WRITTEN INSTRUCTION:
Rewrite the items below, substituting "hidden-username" for every occurrence of "blurred-username" and leaving everything else unchanged.

◆ ◆ ◆ ◆ ◆

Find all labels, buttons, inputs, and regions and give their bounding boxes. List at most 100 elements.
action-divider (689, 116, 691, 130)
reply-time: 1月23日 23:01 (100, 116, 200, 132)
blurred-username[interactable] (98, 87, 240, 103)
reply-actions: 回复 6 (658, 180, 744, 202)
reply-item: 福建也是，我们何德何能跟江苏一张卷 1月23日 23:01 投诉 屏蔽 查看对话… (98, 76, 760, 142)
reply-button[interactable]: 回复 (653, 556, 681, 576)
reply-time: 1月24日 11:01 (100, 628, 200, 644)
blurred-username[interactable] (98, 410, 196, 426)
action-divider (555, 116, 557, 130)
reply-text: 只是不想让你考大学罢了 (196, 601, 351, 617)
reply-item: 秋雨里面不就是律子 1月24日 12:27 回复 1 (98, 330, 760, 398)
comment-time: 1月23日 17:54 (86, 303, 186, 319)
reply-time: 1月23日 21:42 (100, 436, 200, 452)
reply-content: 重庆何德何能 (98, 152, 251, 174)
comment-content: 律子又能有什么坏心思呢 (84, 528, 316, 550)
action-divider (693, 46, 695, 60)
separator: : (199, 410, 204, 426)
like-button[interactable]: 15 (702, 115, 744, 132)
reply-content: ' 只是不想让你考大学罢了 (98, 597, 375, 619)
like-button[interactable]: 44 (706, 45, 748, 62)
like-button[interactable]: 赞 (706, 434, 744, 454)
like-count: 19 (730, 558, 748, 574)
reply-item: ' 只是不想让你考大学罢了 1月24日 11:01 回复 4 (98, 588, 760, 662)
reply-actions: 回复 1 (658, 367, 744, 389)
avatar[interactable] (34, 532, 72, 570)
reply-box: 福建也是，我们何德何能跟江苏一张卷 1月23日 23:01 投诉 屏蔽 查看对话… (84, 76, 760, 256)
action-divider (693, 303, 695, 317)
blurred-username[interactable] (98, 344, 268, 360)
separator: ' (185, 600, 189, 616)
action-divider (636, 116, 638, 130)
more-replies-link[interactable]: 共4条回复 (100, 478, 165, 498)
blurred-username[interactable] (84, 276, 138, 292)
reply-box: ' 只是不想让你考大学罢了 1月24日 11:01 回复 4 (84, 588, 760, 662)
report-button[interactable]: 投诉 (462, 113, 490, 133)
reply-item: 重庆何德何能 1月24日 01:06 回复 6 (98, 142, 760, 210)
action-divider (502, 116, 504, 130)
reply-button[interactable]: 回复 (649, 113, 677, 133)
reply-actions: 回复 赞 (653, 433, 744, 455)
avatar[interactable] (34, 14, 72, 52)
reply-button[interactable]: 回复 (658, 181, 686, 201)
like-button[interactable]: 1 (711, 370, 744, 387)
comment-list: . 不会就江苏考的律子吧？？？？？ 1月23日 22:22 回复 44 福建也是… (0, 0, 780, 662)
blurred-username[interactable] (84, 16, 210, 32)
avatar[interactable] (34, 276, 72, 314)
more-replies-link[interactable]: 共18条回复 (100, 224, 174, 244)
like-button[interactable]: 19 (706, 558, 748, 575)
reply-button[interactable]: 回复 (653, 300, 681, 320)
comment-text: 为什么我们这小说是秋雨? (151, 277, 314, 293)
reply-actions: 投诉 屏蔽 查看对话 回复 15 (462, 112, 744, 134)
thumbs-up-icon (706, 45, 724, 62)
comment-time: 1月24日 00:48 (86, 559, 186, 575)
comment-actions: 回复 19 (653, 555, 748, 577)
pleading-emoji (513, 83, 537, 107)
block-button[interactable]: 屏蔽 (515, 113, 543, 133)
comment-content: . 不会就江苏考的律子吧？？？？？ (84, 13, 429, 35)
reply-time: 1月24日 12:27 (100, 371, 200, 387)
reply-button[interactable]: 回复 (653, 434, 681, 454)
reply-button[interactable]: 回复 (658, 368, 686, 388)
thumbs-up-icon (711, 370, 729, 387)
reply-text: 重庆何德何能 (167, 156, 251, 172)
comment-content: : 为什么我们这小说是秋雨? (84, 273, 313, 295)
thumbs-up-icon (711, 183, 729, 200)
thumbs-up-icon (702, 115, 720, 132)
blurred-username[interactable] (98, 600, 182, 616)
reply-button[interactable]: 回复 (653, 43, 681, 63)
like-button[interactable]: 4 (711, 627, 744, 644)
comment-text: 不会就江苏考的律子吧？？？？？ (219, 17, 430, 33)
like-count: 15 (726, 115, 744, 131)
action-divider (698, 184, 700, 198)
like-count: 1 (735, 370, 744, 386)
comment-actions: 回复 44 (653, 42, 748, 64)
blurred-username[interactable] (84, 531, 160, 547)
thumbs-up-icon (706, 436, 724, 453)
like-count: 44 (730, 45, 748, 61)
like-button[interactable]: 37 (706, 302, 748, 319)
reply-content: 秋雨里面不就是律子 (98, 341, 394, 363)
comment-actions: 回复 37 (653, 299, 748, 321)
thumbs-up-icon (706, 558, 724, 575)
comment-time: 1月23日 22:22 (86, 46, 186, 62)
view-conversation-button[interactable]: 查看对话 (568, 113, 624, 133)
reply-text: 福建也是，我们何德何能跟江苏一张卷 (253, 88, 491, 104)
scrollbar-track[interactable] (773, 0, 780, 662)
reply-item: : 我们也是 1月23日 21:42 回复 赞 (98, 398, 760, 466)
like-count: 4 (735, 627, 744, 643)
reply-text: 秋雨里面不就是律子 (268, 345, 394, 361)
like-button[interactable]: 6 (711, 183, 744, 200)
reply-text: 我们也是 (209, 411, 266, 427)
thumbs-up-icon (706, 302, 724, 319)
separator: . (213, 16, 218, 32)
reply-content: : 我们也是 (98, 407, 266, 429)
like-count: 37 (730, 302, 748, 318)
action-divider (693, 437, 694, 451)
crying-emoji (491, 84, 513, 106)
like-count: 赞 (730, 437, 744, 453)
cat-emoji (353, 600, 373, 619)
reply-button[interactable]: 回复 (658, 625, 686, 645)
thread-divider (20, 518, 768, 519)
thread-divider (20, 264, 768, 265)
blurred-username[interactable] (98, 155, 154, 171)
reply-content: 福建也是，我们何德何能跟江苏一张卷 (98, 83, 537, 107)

◆ ◆ ◆ ◆ ◆

SOLVED EXERCISE:
Find all labels, buttons, inputs, and regions and give their bounding boxes. List at most 100 elements.
action-divider (689, 116, 691, 130)
reply-time: 1月23日 23:01 (100, 116, 200, 132)
hidden-username[interactable] (98, 87, 240, 103)
reply-actions: 回复 6 (658, 180, 744, 202)
reply-item: 福建也是，我们何德何能跟江苏一张卷 1月23日 23:01 投诉 屏蔽 查看对话… (98, 76, 760, 142)
reply-button[interactable]: 回复 (653, 556, 681, 576)
reply-time: 1月24日 11:01 (100, 628, 200, 644)
hidden-username[interactable] (98, 410, 196, 426)
action-divider (555, 116, 557, 130)
reply-text: 只是不想让你考大学罢了 (196, 601, 351, 617)
reply-item: 秋雨里面不就是律子 1月24日 12:27 回复 1 (98, 330, 760, 398)
comment-time: 1月23日 17:54 (86, 303, 186, 319)
reply-time: 1月23日 21:42 (100, 436, 200, 452)
reply-content: 重庆何德何能 (98, 152, 251, 174)
comment-content: 律子又能有什么坏心思呢 (84, 528, 316, 550)
action-divider (693, 46, 695, 60)
separator: : (199, 410, 204, 426)
like-button[interactable]: 15 (702, 115, 744, 132)
reply-content: ' 只是不想让你考大学罢了 (98, 597, 375, 619)
like-button[interactable]: 44 (706, 45, 748, 62)
like-button[interactable]: 赞 (706, 434, 744, 454)
like-count: 19 (730, 558, 748, 574)
reply-item: ' 只是不想让你考大学罢了 1月24日 11:01 回复 4 (98, 588, 760, 662)
reply-actions: 回复 1 (658, 367, 744, 389)
avatar[interactable] (34, 532, 72, 570)
reply-box: 福建也是，我们何德何能跟江苏一张卷 1月23日 23:01 投诉 屏蔽 查看对话… (84, 76, 760, 256)
action-divider (693, 303, 695, 317)
hidden-username[interactable] (98, 344, 268, 360)
separator: ' (185, 600, 189, 616)
action-divider (636, 116, 638, 130)
more-replies-link[interactable]: 共4条回复 (100, 478, 165, 498)
hidden-username[interactable] (84, 276, 138, 292)
reply-box: ' 只是不想让你考大学罢了 1月24日 11:01 回复 4 (84, 588, 760, 662)
report-button[interactable]: 投诉 (462, 113, 490, 133)
reply-item: 重庆何德何能 1月24日 01:06 回复 6 (98, 142, 760, 210)
action-divider (502, 116, 504, 130)
reply-button[interactable]: 回复 (649, 113, 677, 133)
reply-actions: 回复 赞 (653, 433, 744, 455)
avatar[interactable] (34, 14, 72, 52)
reply-button[interactable]: 回复 (658, 181, 686, 201)
like-button[interactable]: 1 (711, 370, 744, 387)
comment-list: . 不会就江苏考的律子吧？？？？？ 1月23日 22:22 回复 44 福建也是… (0, 0, 780, 662)
hidden-username[interactable] (84, 16, 210, 32)
avatar[interactable] (34, 276, 72, 314)
more-replies-link[interactable]: 共18条回复 (100, 224, 174, 244)
like-button[interactable]: 19 (706, 558, 748, 575)
reply-button[interactable]: 回复 (653, 300, 681, 320)
comment-text: 为什么我们这小说是秋雨? (151, 277, 314, 293)
reply-actions: 投诉 屏蔽 查看对话 回复 15 (462, 112, 744, 134)
thumbs-up-icon (706, 45, 724, 62)
comment-time: 1月24日 00:48 (86, 559, 186, 575)
comment-actions: 回复 19 (653, 555, 748, 577)
pleading-emoji (513, 83, 537, 107)
block-button[interactable]: 屏蔽 (515, 113, 543, 133)
comment-content: . 不会就江苏考的律子吧？？？？？ (84, 13, 429, 35)
reply-time: 1月24日 12:27 (100, 371, 200, 387)
reply-button[interactable]: 回复 (653, 434, 681, 454)
reply-button[interactable]: 回复 (658, 368, 686, 388)
thumbs-up-icon (711, 370, 729, 387)
reply-text: 重庆何德何能 (167, 156, 251, 172)
comment-content: : 为什么我们这小说是秋雨? (84, 273, 313, 295)
thumbs-up-icon (711, 183, 729, 200)
thumbs-up-icon (702, 115, 720, 132)
hidden-username[interactable] (98, 600, 182, 616)
reply-button[interactable]: 回复 (653, 43, 681, 63)
like-button[interactable]: 4 (711, 627, 744, 644)
comment-text: 不会就江苏考的律子吧？？？？？ (219, 17, 430, 33)
like-count: 15 (726, 115, 744, 131)
action-divider (698, 184, 700, 198)
like-count: 1 (735, 370, 744, 386)
comment-actions: 回复 44 (653, 42, 748, 64)
hidden-username[interactable] (84, 531, 160, 547)
thumbs-up-icon (706, 436, 724, 453)
like-count: 44 (730, 45, 748, 61)
like-button[interactable]: 37 (706, 302, 748, 319)
reply-content: 秋雨里面不就是律子 (98, 341, 394, 363)
comment-actions: 回复 37 (653, 299, 748, 321)
thumbs-up-icon (706, 558, 724, 575)
comment-time: 1月23日 22:22 (86, 46, 186, 62)
view-conversation-button[interactable]: 查看对话 (568, 113, 624, 133)
reply-text: 福建也是，我们何德何能跟江苏一张卷 (253, 88, 491, 104)
scrollbar-track[interactable] (773, 0, 780, 662)
reply-item: : 我们也是 1月23日 21:42 回复 赞 (98, 398, 760, 466)
like-count: 4 (735, 627, 744, 643)
reply-text: 秋雨里面不就是律子 (268, 345, 394, 361)
like-button[interactable]: 6 (711, 183, 744, 200)
reply-text: 我们也是 (209, 411, 266, 427)
thumbs-up-icon (706, 302, 724, 319)
separator: . (213, 16, 218, 32)
reply-content: : 我们也是 (98, 407, 266, 429)
like-count: 37 (730, 302, 748, 318)
action-divider (693, 437, 694, 451)
crying-emoji (491, 84, 513, 106)
like-count: 赞 (730, 437, 744, 453)
cat-emoji (353, 600, 373, 619)
reply-button[interactable]: 回复 (658, 625, 686, 645)
thread-divider (20, 518, 768, 519)
thread-divider (20, 264, 768, 265)
hidden-username[interactable] (98, 155, 154, 171)
reply-content: 福建也是，我们何德何能跟江苏一张卷 (98, 83, 537, 107)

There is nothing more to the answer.